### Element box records
§

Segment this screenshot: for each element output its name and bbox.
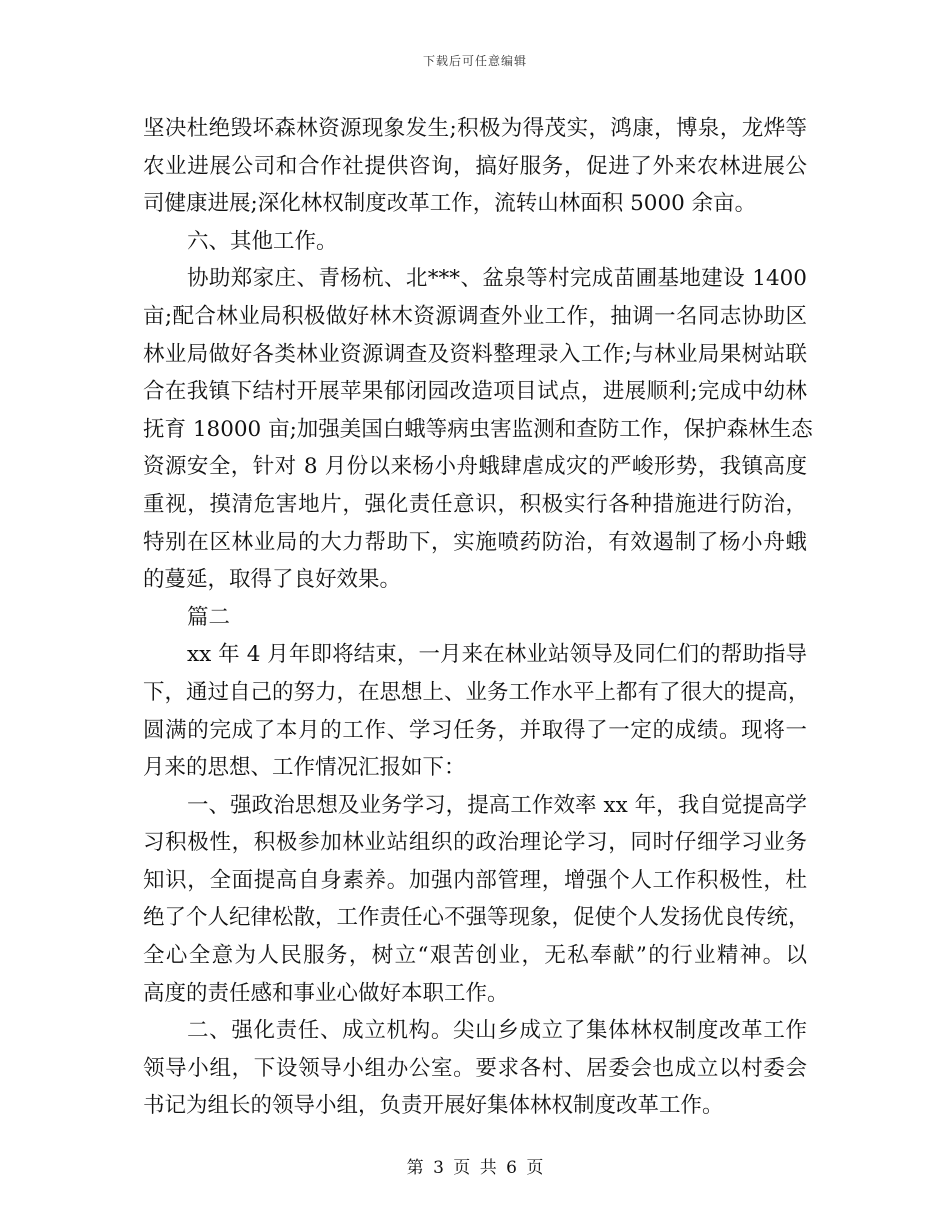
text-line: 农业进展公司和合作社提供咨询，搞好服务，促进了外来农林进展公 [143, 153, 807, 179]
document-body [143, 110, 813, 1125]
text-line: 一、强政治思想及业务学习，提高工作效率 xx 年，我自觉提高学 [187, 792, 807, 818]
text-line: 协助郑家庄、青杨杭、北***、盆泉等村完成苗圃基地建设 1400 [187, 266, 807, 292]
text-line: 月来的思想、工作情况汇报如下： [143, 755, 466, 781]
text-line: 绝了个人纪律松散，工作责任心不强等现象，促使个人发扬优良传统， [143, 905, 810, 931]
text-line: 习积极性，积极参加林业站组织的政治理论学习，同时仔细学习业务 [143, 830, 807, 856]
text-line: 六、其他工作。 [187, 228, 338, 254]
text-line: 特别在区林业局的大力帮助下，实施喷药防治，有效遏制了杨小舟蛾 [143, 529, 807, 555]
text-line: 下，通过自己的努力，在思想上、业务工作水平上都有了很大的提高， [143, 679, 810, 705]
text-line: 坚决杜绝毁坏森林资源现象发生;积极为得茂实，鸿康，博泉，龙烨等 [143, 116, 807, 141]
text-line: 重视，摸清危害地片，强化责任意识，积极实行各种措施进行防治， [143, 491, 807, 517]
text-line: 知识，全面提高自身素养。加强内部管理，增强个人工作积极性，杜 [143, 867, 807, 893]
text-line: 高度的责任感和事业心做好本职工作。 [143, 980, 509, 1006]
text-line: xx 年 4 月年即将结束，一月来在林业站领导及同仁们的帮助指导 [187, 642, 807, 668]
page-footer: 第 3 页 共 6 页 [406, 1158, 544, 1178]
text-line: 亩;配合林业局积极做好林木资源调查外业工作，抽调一名同志协助区 [143, 303, 807, 329]
text-line: 林业局做好各类林业资源调查及资料整理录入工作;与林业局果树站联 [143, 341, 807, 367]
text-line: 全心全意为人民服务，树立“艰苦创业，无私奉献”的行业精神。以 [143, 943, 807, 969]
text-line: 二、强化责任、成立机构。尖山乡成立了集体林权制度改革工作 [187, 1018, 807, 1044]
page-header: 下载后可任意编辑 [422, 54, 527, 68]
text-line: 篇二 [187, 604, 231, 630]
text-line: 合在我镇下结村开展苹果郁闭园改造项目试点，进展顺利;完成中幼林 [143, 379, 807, 405]
text-line: 圆满的完成了本月的工作、学习任务，并取得了一定的成绩。现将一 [143, 717, 807, 743]
text-line: 司健康进展;深化林权制度改革工作，流转山林面积 5000 余亩。 [143, 191, 757, 217]
text-line: 抚育 18000 亩;加强美国白蛾等病虫害监测和查防工作，保护森林生态 [143, 416, 813, 442]
text-line: 书记为组长的领导小组，负责开展好集体林权制度改革工作。 [143, 1093, 724, 1119]
text-line: 领导小组，下设领导小组办公室。要求各村、居委会也成立以村委会 [143, 1055, 807, 1081]
text-line: 资源安全，针对 8 月份以来杨小舟蛾肆虐成灾的严峻形势，我镇高度 [143, 454, 807, 480]
text-line: 的蔓延，取得了良好效果。 [143, 567, 402, 593]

§

### Problem
Transcribe all of the rows above word for word, leaving the pictures out of your answer.

### Task output
Segment this screenshot: for each element output its name and bbox.
text-line: 农业进展公司和合作社提供咨询，搞好服务，促进了外来农林进展公 [143, 153, 807, 179]
document-body [143, 110, 813, 1125]
text-line: 一、强政治思想及业务学习，提高工作效率 xx 年，我自觉提高学 [187, 792, 807, 818]
text-line: 协助郑家庄、青杨杭、北***、盆泉等村完成苗圃基地建设 1400 [187, 266, 807, 292]
text-line: 月来的思想、工作情况汇报如下： [143, 755, 466, 781]
text-line: 绝了个人纪律松散，工作责任心不强等现象，促使个人发扬优良传统， [143, 905, 810, 931]
text-line: 习积极性，积极参加林业站组织的政治理论学习，同时仔细学习业务 [143, 830, 807, 856]
text-line: 六、其他工作。 [187, 228, 338, 254]
text-line: 特别在区林业局的大力帮助下，实施喷药防治，有效遏制了杨小舟蛾 [143, 529, 807, 555]
text-line: 下，通过自己的努力，在思想上、业务工作水平上都有了很大的提高， [143, 679, 810, 705]
text-line: 坚决杜绝毁坏森林资源现象发生;积极为得茂实，鸿康，博泉，龙烨等 [143, 116, 807, 141]
text-line: 重视，摸清危害地片，强化责任意识，积极实行各种措施进行防治， [143, 491, 807, 517]
text-line: 知识，全面提高自身素养。加强内部管理，增强个人工作积极性，杜 [143, 867, 807, 893]
text-line: 高度的责任感和事业心做好本职工作。 [143, 980, 509, 1006]
text-line: xx 年 4 月年即将结束，一月来在林业站领导及同仁们的帮助指导 [187, 642, 807, 668]
page-footer: 第 3 页 共 6 页 [406, 1158, 544, 1178]
text-line: 亩;配合林业局积极做好林木资源调查外业工作，抽调一名同志协助区 [143, 303, 807, 329]
text-line: 林业局做好各类林业资源调查及资料整理录入工作;与林业局果树站联 [143, 341, 807, 367]
text-line: 全心全意为人民服务，树立“艰苦创业，无私奉献”的行业精神。以 [143, 943, 807, 969]
text-line: 二、强化责任、成立机构。尖山乡成立了集体林权制度改革工作 [187, 1018, 807, 1044]
page-header: 下载后可任意编辑 [422, 54, 527, 68]
text-line: 篇二 [187, 604, 231, 630]
text-line: 合在我镇下结村开展苹果郁闭园改造项目试点，进展顺利;完成中幼林 [143, 379, 807, 405]
text-line: 圆满的完成了本月的工作、学习任务，并取得了一定的成绩。现将一 [143, 717, 807, 743]
text-line: 司健康进展;深化林权制度改革工作，流转山林面积 5000 余亩。 [143, 191, 757, 217]
text-line: 抚育 18000 亩;加强美国白蛾等病虫害监测和查防工作，保护森林生态 [143, 416, 813, 442]
text-line: 书记为组长的领导小组，负责开展好集体林权制度改革工作。 [143, 1093, 724, 1119]
text-line: 领导小组，下设领导小组办公室。要求各村、居委会也成立以村委会 [143, 1055, 807, 1081]
text-line: 资源安全，针对 8 月份以来杨小舟蛾肆虐成灾的严峻形势，我镇高度 [143, 454, 807, 480]
text-line: 的蔓延，取得了良好效果。 [143, 567, 402, 593]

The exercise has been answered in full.